AIM: Give back a single number, the count of lines containing the word "деле".

··· TASK INPUTS

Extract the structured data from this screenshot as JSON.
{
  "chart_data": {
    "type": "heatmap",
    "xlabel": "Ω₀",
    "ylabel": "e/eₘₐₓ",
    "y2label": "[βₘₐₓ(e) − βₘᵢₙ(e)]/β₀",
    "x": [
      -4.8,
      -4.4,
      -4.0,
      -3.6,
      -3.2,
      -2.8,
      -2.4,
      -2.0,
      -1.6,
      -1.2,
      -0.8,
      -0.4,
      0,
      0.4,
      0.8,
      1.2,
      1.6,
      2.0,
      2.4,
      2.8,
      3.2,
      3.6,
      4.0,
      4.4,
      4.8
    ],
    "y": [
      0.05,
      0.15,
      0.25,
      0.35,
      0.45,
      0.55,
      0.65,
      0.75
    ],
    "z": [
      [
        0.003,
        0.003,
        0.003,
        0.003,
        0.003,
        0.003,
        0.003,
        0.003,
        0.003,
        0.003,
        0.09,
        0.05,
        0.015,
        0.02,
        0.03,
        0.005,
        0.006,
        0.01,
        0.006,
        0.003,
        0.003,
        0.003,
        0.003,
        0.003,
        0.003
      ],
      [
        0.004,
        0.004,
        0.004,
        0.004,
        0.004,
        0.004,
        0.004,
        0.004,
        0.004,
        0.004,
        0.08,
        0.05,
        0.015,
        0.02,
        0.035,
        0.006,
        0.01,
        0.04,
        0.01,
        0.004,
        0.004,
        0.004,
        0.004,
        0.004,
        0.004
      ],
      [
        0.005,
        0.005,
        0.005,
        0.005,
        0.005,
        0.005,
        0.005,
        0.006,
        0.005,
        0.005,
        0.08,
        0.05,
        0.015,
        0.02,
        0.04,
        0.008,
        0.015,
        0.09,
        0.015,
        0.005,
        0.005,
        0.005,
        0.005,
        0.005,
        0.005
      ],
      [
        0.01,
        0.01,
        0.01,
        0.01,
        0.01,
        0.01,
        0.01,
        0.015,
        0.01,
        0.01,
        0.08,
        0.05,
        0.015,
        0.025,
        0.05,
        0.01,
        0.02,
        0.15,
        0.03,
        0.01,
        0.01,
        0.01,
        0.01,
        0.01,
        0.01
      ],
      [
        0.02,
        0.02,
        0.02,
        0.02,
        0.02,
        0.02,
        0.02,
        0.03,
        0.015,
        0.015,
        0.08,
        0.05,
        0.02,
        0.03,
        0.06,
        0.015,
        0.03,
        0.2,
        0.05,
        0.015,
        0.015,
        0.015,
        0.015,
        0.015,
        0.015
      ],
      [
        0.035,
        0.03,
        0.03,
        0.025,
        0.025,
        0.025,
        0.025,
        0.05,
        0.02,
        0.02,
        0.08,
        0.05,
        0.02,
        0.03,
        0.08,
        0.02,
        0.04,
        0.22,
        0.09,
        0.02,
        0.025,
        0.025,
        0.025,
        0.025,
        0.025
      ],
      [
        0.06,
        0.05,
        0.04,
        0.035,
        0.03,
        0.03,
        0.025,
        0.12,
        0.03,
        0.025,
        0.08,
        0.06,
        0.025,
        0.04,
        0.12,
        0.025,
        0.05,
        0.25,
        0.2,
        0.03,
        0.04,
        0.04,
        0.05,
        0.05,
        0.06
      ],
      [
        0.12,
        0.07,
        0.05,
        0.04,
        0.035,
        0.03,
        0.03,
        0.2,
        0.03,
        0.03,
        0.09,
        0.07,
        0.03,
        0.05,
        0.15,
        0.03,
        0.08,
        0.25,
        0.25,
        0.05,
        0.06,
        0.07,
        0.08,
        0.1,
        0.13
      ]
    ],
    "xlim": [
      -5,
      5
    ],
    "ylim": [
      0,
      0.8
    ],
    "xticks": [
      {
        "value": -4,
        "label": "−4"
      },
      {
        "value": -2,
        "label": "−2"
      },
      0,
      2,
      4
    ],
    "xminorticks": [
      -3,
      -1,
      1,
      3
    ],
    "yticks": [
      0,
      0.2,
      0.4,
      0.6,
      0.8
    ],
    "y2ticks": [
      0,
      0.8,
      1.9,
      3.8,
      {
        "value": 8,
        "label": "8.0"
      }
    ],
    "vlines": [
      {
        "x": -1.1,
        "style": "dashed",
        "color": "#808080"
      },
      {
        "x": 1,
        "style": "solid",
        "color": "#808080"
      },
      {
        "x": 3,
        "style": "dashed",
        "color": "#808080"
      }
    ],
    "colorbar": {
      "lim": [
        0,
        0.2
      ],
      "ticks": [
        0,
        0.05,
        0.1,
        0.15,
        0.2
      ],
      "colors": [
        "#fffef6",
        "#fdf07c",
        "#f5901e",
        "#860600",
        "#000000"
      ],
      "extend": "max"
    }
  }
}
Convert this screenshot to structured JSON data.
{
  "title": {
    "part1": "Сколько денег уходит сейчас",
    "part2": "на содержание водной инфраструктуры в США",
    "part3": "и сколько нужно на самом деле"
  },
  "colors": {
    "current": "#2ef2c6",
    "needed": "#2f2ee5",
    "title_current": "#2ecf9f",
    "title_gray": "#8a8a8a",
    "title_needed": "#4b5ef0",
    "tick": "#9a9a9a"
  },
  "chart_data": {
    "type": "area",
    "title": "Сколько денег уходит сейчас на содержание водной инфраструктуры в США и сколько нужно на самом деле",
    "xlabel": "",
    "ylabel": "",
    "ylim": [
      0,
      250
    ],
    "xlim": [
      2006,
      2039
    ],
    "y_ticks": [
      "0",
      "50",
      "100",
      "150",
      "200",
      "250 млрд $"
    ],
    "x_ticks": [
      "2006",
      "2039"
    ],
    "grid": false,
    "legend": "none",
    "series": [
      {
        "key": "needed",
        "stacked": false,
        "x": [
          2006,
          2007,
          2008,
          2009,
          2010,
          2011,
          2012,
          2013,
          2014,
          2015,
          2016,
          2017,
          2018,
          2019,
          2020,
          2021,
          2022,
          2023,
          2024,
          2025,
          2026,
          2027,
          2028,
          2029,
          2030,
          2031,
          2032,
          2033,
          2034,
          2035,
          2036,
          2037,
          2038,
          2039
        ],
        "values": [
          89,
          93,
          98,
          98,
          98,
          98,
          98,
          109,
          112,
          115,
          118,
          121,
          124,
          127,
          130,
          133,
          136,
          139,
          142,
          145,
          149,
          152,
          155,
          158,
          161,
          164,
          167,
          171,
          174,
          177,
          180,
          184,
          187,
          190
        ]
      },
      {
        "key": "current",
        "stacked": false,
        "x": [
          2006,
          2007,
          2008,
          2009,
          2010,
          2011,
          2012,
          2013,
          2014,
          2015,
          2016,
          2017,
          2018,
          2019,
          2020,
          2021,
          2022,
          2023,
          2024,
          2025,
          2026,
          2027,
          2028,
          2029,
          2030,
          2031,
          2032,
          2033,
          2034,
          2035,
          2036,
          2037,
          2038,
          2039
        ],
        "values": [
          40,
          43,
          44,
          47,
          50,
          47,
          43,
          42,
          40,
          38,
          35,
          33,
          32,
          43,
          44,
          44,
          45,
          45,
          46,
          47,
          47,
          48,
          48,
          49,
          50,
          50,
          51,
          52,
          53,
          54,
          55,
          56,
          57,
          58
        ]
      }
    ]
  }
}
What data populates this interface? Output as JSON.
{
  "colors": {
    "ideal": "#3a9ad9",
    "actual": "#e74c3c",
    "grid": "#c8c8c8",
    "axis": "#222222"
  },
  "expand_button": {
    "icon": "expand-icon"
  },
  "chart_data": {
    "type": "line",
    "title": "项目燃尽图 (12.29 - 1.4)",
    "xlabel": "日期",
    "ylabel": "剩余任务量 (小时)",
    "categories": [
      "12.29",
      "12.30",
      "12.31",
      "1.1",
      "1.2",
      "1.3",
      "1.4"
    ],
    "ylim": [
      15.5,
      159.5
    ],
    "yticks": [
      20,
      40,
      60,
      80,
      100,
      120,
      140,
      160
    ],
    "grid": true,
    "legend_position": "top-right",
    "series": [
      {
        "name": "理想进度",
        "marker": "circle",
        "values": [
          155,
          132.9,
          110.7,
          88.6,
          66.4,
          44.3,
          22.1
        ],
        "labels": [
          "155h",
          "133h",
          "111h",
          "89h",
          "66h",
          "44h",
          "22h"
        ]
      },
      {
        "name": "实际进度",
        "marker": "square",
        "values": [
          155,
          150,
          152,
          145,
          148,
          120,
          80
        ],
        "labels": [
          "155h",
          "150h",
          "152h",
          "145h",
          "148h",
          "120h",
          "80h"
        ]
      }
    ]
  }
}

······

WRITTEN REPLY: 2